* _TASK REQUIREMENTS_
Omit any picture, and return the remaining data exactly as written.

** start DATASET ENTRIES **

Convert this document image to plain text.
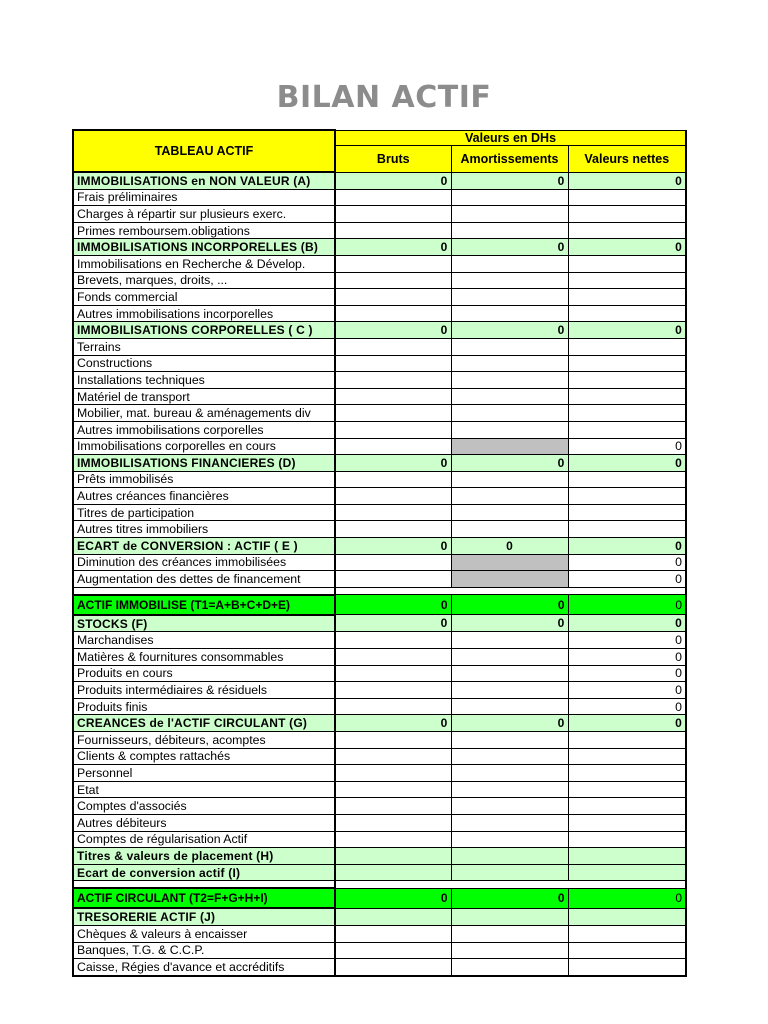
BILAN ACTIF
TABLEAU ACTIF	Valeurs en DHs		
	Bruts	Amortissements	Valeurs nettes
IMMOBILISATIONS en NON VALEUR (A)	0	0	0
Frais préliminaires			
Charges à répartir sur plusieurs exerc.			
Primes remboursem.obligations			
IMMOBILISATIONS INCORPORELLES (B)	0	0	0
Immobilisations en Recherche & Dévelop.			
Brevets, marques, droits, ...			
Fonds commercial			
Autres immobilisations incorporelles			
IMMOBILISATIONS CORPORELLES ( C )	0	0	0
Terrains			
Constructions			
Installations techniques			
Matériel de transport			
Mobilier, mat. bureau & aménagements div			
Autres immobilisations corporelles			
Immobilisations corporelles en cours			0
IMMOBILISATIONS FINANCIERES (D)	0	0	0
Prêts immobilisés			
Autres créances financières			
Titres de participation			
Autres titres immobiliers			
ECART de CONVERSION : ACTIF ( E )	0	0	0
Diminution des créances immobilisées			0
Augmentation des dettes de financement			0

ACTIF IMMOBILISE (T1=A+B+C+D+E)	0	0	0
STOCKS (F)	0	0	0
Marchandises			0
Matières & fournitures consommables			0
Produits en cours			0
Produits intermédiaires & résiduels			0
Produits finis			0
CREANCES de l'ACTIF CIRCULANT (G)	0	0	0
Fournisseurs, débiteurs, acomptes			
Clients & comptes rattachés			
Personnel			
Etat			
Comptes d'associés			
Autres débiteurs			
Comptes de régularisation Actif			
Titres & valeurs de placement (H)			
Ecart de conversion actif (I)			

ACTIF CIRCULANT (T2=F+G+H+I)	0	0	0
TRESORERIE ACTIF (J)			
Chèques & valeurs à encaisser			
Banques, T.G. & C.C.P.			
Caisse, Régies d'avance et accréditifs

** end DATASET ENTRIES **

* _RESPONSE_
Convert this document image to plain text.
BILAN ACTIF
TABLEAU ACTIF	Valeurs en DHs		
	Bruts	Amortissements	Valeurs nettes
IMMOBILISATIONS en NON VALEUR (A)	0	0	0
Frais préliminaires			
Charges à répartir sur plusieurs exerc.			
Primes remboursem.obligations			
IMMOBILISATIONS INCORPORELLES (B)	0	0	0
Immobilisations en Recherche & Dévelop.			
Brevets, marques, droits, ...			
Fonds commercial			
Autres immobilisations incorporelles			
IMMOBILISATIONS CORPORELLES ( C )	0	0	0
Terrains			
Constructions			
Installations techniques			
Matériel de transport			
Mobilier, mat. bureau & aménagements div			
Autres immobilisations corporelles			
Immobilisations corporelles en cours			0
IMMOBILISATIONS FINANCIERES (D)	0	0	0
Prêts immobilisés			
Autres créances financières			
Titres de participation			
Autres titres immobiliers			
ECART de CONVERSION : ACTIF ( E )	0	0	0
Diminution des créances immobilisées			0
Augmentation des dettes de financement			0

ACTIF IMMOBILISE (T1=A+B+C+D+E)	0	0	0
STOCKS (F)	0	0	0
Marchandises			0
Matières & fournitures consommables			0
Produits en cours			0
Produits intermédiaires & résiduels			0
Produits finis			0
CREANCES de l'ACTIF CIRCULANT (G)	0	0	0
Fournisseurs, débiteurs, acomptes			
Clients & comptes rattachés			
Personnel			
Etat			
Comptes d'associés			
Autres débiteurs			
Comptes de régularisation Actif			
Titres & valeurs de placement (H)			
Ecart de conversion actif (I)			

ACTIF CIRCULANT (T2=F+G+H+I)	0	0	0
TRESORERIE ACTIF (J)			
Chèques & valeurs à encaisser			
Banques, T.G. & C.C.P.			
Caisse, Régies d'avance et accréditifs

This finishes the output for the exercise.